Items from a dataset
● ● ● ● ●

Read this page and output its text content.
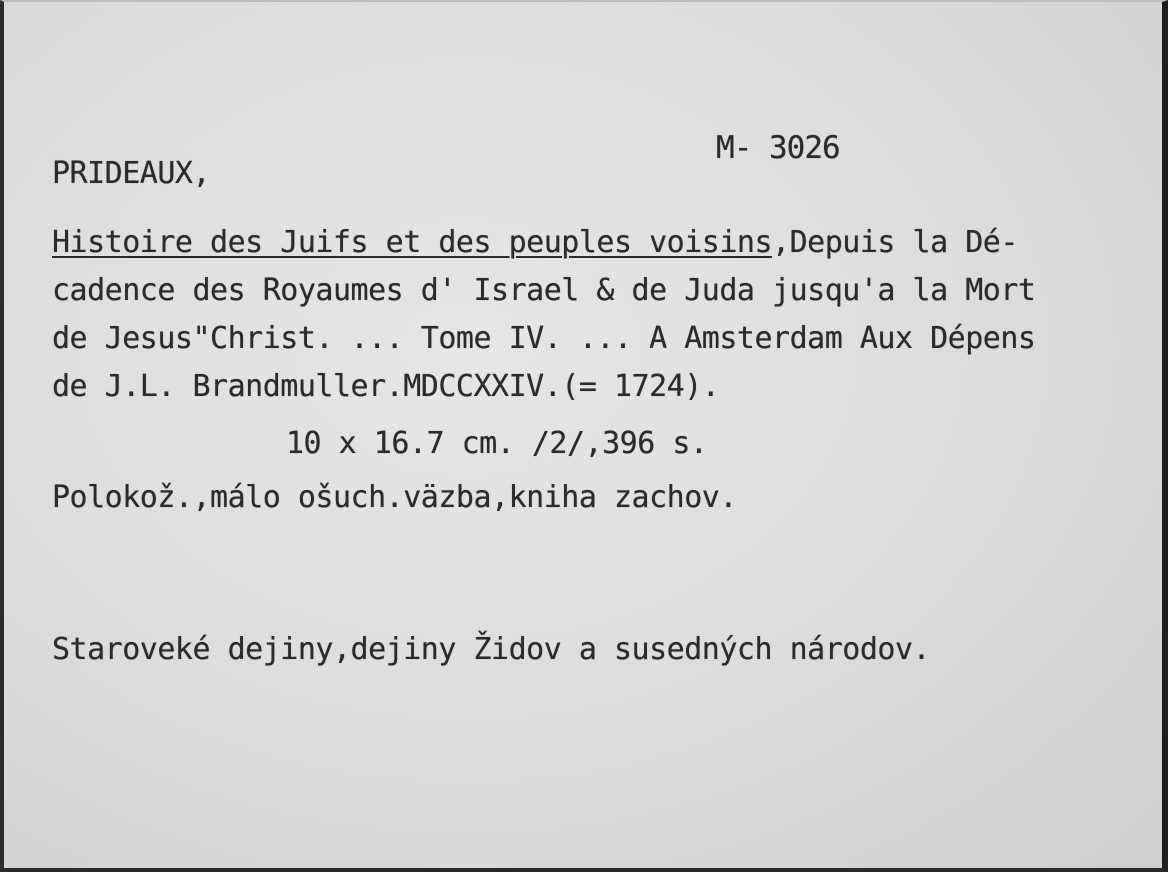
M- 3026
PRIDEAUX,
Histoire des Juifs et des peuples voisins,Depuis la Dé-
cadence des Royaumes d' Israel & de Juda jusqu'a la Mort
de Jesus"Christ. ... Tome IV. ... A Amsterdam Aux Dépens
de J.L. Brandmuller.MDCCXXIV.(= 1724).
10 x 16.7 cm. /2/,396 s.
Polokož.,málo ošuch.väzba,kniha zachov.
Staroveké dejiny,dejiny Židov a susedných národov.
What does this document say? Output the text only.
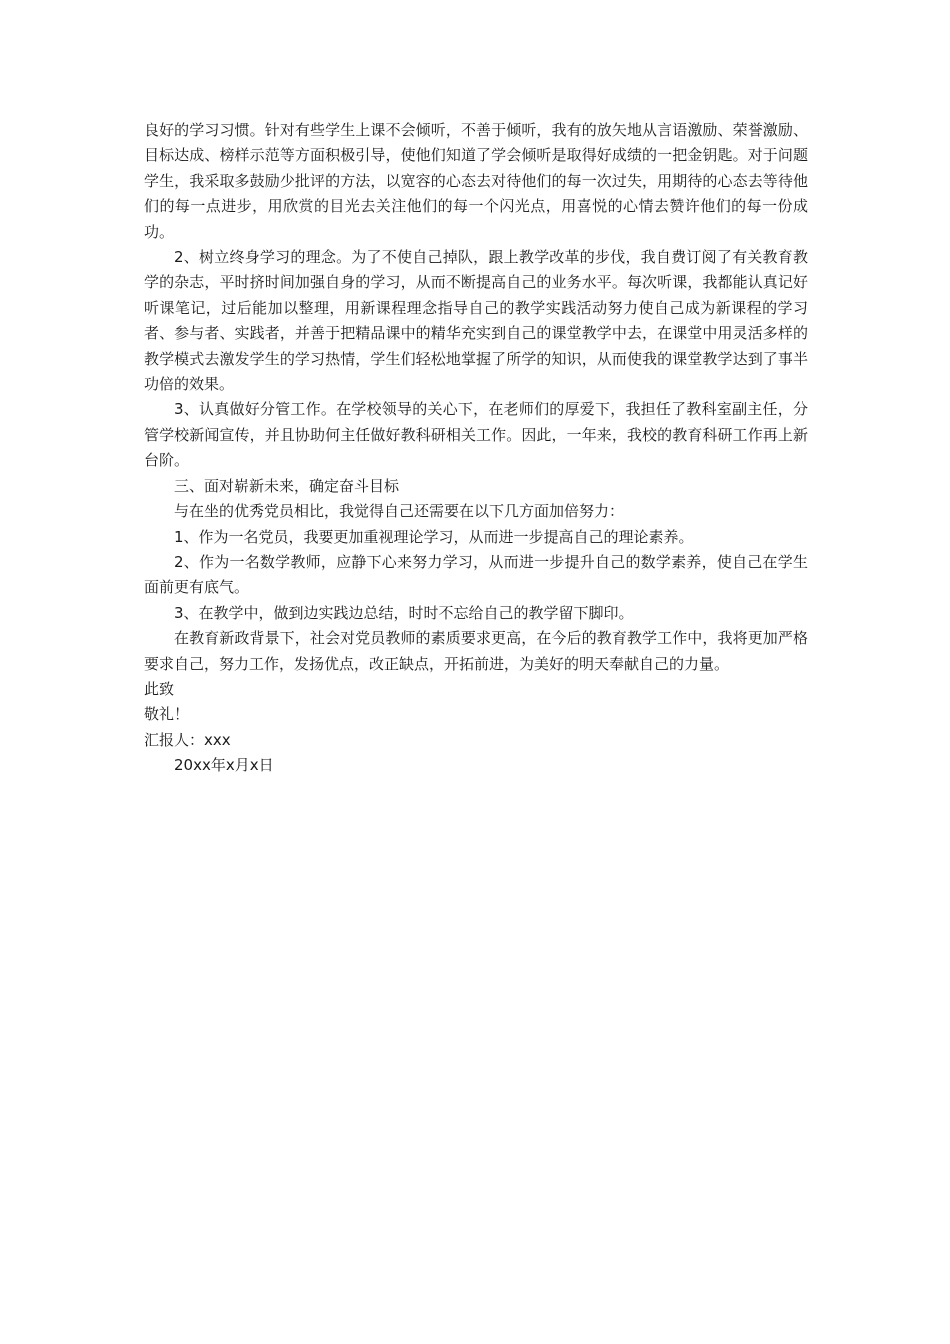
良好的学习习惯。针对有些学生上课不会倾听，不善于倾听，我有的放矢地从言语激励、荣誉激励、目标达成、榜样示范等方面积极引导，使他们知道了学会倾听是取得好成绩的一把金钥匙。对于问题学生，我采取多鼓励少批评的方法，以宽容的心态去对待他们的每一次过失，用期待的心态去等待他们的每一点进步，用欣赏的目光去关注他们的每一个闪光点，用喜悦的心情去赞许他们的每一份成功。

2、树立终身学习的理念。为了不使自己掉队，跟上教学改革的步伐，我自费订阅了有关教育教学的杂志，平时挤时间加强自身的学习，从而不断提高自己的业务水平。每次听课，我都能认真记好听课笔记，过后能加以整理，用新课程理念指导自己的教学实践活动努力使自己成为新课程的学习者、参与者、实践者，并善于把精品课中的精华充实到自己的课堂教学中去，在课堂中用灵活多样的教学模式去激发学生的学习热情，学生们轻松地掌握了所学的知识，从而使我的课堂教学达到了事半功倍的效果。

3、认真做好分管工作。在学校领导的关心下，在老师们的厚爱下，我担任了教科室副主任，分管学校新闻宣传，并且协助何主任做好教科研相关工作。因此，一年来，我校的教育科研工作再上新台阶。

三、面对崭新未来，确定奋斗目标

与在坐的优秀党员相比，我觉得自己还需要在以下几方面加倍努力：

1、作为一名党员，我要更加重视理论学习，从而进一步提高自己的理论素养。

2、作为一名数学教师，应静下心来努力学习，从而进一步提升自己的数学素养，使自己在学生面前更有底气。

3、在教学中，做到边实践边总结，时时不忘给自己的教学留下脚印。

在教育新政背景下，社会对党员教师的素质要求更高，在今后的教育教学工作中，我将更加严格要求自己，努力工作，发扬优点，改正缺点，开拓前进，为美好的明天奉献自己的力量。

此致

敬礼！

汇报人：xxx

20xx年x月x日
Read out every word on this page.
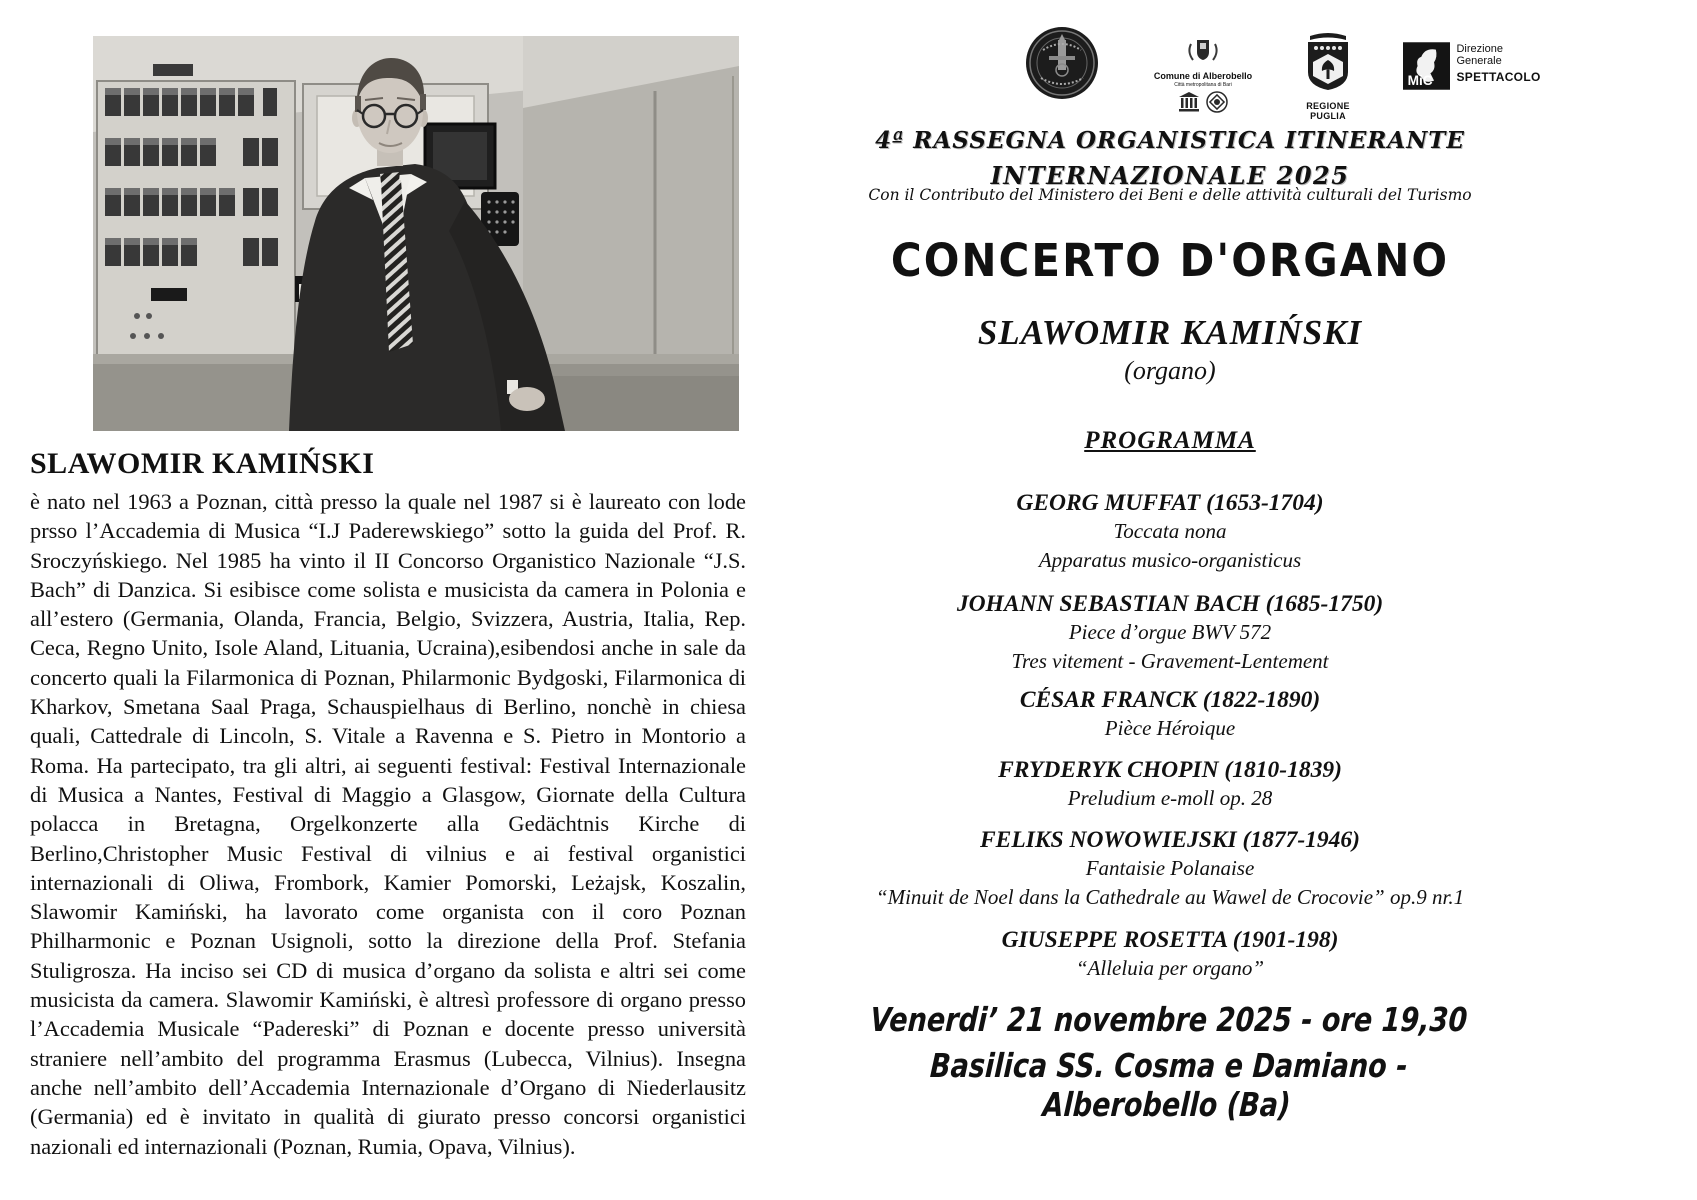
SLAWOMIR KAMIŃSKI
è nato nel 1963 a Poznan, città presso la quale nel 1987 si è laureato con lode prsso l’Accademia di Musica “I.J Paderewskiego” sotto la guida del Prof. R. Sroczyńskiego. Nel 1985 ha vinto il II Concorso Organistico Nazionale “J.S. Bach” di Danzica. Si esibisce come solista e musicista da camera in Polonia e all’estero (Germania, Olanda, Francia, Belgio, Svizzera, Austria, Italia, Rep. Ceca, Regno Unito, Isole Aland, Lituania, Ucraina),esibendosi anche in sale da concerto quali la Filarmonica di Poznan, Philarmonic Bydgoski, Filarmonica di Kharkov, Smetana Saal Praga, Schauspielhaus di Berlino, nonchè in chiesa quali, Cattedrale di Lincoln, S. Vitale a Ravenna e S. Pietro in Montorio a Roma. Ha partecipato, tra gli altri, ai seguenti festival: Festival Internazionale di Musica a Nantes, Festival di Maggio a Glasgow, Giornate della Cultura polacca in Bretagna, Orgelkonzerte alla Gedächtnis Kirche di Berlino,Christopher Music Festival di vilnius e ai festival organistici internazionali di Oliwa, Frombork, Kamier Pomorski, Leżajsk, Koszalin, Slawomir Kamiński, ha lavorato come organista con il coro Poznan Philharmonic e Poznan Usignoli, sotto la direzione della Prof. Stefania Stuligrosza. Ha inciso sei CD di musica d’organo da solista e altri sei come musicista da camera. Slawomir Kamiński, è altresì professore di organo presso l’Accademia Musicale “Padereski” di Poznan e docente presso università straniere nell’ambito del programma Erasmus (Lubecca, Vilnius). Insegna anche nell’ambito dell’Accademia Internazionale d’Organo di Niederlausitz (Germania) ed è invitato in qualità di giurato presso concorsi organistici nazionali ed internazionali (Poznan, Rumia, Opava, Vilnius).
Comune di Alberobello
Città metropolitana di Bari
REGIONE PUGLIA
MiC
Direzione Generale
SPETTACOLO
4ª RASSEGNA ORGANISTICA ITINERANTE
INTERNAZIONALE 2025
Con il Contributo del Ministero dei Beni e delle attività culturali del Turismo
CONCERTO D'ORGANO
SLAWOMIR KAMIŃSKI
(organo)
PROGRAMMA
GEORG MUFFAT (1653-1704)
Toccata nona
Apparatus musico-organisticus
JOHANN SEBASTIAN BACH (1685-1750)
Piece d’orgue BWV 572
Tres vitement - Gravement-Lentement
CÉSAR FRANCK (1822-1890)
Pièce Héroique
FRYDERYK CHOPIN (1810-1839)
Preludium e-moll op. 28
FELIKS NOWOWIEJSKI (1877-1946)
Fantaisie Polanaise
“Minuit de Noel dans la Cathedrale au Wawel de Crocovie” op.9 nr.1
GIUSEPPE ROSETTA (1901-198)
“Alleluia per organo”
Venerdi’ 21 novembre 2025 - ore 19,30
Basilica SS. Cosma e Damiano - Alberobello (Ba)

● ● ● ● ●

PROBLEM TO WORK ON: Scan the records for the string "Read". Copy each line in which it appears.

SOLVED EXERCISE:
Read this page and output its text content.
Read out every word on this page.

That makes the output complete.